* _Tasks_:
A: According to the interview, in which city is Iqbal's new ethnographic project based?
B: Reproduce the interview word for word, starting at "BCSR: What are" and continuing up to and including "pick it up.".

* _Text provided_:
BCSR: What are you working on now?
Iqbal: Well, in the month since submitting I’ve largely been “working” on cooking a lot and catching up on the television (The Expanse, Watchmen) and novels (Sally Rooney, Amitava Kumar) I saved until I was done. I’m now enjoying Mathias Énard’s Compass, an expansive romance of Orientalism anchored by the insomniac ruminations of an aging musicologist recalling his travels to Aleppo and Istanbul, Damascus and Tehran. It’s a reflection on loss and melancholy but also is such a pleasure to read, I laugh with surprise at its humor every time I pick it up.
In terms of writing, though, I’m starting work on my book proposal. I am co-writing a couple of articles with friends on the topics of charity and destruction. And I’m also preparing a couple of sections from my dissertation for publication. The first of these is an essay outlining three distinct figures of the umma (Muslim community) in contemporary Islamic political theology. These figures—community interrupted, community abandoned, and community ruined—permeate debates around the Syrian war, where they clearly mark the difference of our time from the robust pan-Islamism of the early twentieth century and the exhausted post-Islamism of the late twentieth century. They also disclose different ethical and political relations. The second essay elaborates the theorization of humanitarianism by the director of one charitable association in Jordan. By observing how he locates an Islamic conception of humanity at the heart of the international aid apparatus, I engage some of the polemics around secularism and universality that have emerged in the past two decades.
As part of my postdoc, finally, I’m also beginning research for my second ethnographic project. As I conducted my fieldwork with Syrian newcomers and aid workers in Canada, I noted how cultural anxieties about refugees’ so-called “integration” echo the questions routinely asked about Muslims. Literature on Canadian Muslims is obsessed with the question of their “belonging,” whether posed in the idiom of multiculturalism or that of security. My new project, which is based in Edmonton (site of the first mosque in North America), considers how the Canadian state disciplines the temporal horizons of Islam in Canada while drawing out the complex chronotopic regimes of Muslim practices.

[Page segmentation data]
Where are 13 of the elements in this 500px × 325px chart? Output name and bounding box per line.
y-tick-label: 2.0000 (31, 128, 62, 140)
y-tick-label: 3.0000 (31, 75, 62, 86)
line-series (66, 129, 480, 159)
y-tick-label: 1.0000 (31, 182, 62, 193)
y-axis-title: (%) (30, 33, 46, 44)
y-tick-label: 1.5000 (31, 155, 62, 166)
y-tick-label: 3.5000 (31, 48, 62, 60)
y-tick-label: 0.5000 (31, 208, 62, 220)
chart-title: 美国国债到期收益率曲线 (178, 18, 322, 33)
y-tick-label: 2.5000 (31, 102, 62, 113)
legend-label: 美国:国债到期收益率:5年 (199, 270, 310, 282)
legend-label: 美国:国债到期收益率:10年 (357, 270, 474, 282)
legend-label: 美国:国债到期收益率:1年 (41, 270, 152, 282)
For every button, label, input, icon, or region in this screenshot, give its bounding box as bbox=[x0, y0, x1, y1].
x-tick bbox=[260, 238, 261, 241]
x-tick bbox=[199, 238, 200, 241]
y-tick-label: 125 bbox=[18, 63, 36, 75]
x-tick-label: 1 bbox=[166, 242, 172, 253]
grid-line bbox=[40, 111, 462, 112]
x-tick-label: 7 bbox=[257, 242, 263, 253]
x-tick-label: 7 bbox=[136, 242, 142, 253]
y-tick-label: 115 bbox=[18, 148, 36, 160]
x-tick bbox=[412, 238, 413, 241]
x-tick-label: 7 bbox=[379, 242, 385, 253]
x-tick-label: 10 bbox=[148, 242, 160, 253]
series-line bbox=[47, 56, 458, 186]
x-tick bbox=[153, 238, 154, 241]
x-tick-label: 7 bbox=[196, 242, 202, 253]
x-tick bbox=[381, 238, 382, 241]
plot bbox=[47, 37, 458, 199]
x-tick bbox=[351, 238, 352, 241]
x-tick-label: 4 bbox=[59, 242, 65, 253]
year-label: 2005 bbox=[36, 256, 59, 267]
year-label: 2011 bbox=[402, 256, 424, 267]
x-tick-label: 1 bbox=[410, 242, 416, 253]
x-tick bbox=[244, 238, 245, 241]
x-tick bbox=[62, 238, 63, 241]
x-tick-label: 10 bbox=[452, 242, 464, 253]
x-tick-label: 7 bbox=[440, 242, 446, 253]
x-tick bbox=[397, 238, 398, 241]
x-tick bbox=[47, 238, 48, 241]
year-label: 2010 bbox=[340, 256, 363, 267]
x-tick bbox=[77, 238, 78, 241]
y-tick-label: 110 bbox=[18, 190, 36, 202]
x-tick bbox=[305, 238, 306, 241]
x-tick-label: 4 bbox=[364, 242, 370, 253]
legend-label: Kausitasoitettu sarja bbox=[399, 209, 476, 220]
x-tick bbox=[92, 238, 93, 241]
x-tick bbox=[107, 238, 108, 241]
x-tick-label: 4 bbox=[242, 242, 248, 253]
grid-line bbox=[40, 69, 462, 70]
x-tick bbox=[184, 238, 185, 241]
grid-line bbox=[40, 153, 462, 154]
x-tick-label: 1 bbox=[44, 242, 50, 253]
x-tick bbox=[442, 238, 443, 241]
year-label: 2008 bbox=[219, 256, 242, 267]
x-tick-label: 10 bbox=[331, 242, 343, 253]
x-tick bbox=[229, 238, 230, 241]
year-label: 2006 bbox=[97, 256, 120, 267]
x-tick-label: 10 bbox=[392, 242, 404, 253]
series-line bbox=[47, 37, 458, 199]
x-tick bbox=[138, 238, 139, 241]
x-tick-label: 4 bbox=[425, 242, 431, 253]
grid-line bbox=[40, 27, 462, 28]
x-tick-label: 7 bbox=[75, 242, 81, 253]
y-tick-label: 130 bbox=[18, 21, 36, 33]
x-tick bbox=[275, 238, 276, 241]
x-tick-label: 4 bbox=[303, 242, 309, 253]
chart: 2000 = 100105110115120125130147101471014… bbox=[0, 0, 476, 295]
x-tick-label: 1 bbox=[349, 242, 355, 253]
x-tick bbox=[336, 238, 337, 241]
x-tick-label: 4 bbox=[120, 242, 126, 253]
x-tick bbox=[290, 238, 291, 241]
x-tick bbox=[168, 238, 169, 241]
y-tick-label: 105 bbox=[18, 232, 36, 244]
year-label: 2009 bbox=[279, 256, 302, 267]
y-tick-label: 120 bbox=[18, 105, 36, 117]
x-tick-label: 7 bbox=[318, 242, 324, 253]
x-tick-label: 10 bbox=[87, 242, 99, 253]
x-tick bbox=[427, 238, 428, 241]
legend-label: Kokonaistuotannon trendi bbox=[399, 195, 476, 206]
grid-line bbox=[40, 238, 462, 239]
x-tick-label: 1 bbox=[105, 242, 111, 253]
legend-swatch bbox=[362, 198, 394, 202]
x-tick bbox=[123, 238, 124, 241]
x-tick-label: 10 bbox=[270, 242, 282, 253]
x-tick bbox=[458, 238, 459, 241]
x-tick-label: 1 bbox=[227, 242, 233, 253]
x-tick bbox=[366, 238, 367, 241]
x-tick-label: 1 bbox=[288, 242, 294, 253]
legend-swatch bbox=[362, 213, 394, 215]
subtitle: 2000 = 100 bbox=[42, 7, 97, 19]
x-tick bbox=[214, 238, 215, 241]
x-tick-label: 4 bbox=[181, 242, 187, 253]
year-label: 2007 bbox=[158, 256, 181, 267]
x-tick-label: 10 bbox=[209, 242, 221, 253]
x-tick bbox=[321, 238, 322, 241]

* _Task-by-task results_:
A: Edmonton

B:
BCSR: What are you working on now?
Iqbal: Well, in the month since submitting I’ve largely been “working” on cooking a lot and catching up on the television (The Expanse, Watchmen) and novels (Sally Rooney, Amitava Kumar) I saved until I was done. I’m now enjoying Mathias Énard’s Compass, an expansive romance of Orientalism anchored by the insomniac ruminations of an aging musicologist recalling his travels to Aleppo and Istanbul, Damascus and Tehran. It’s a reflection on loss and melancholy but also is such a pleasure to read, I laugh with surprise at its humor every time I pick it up.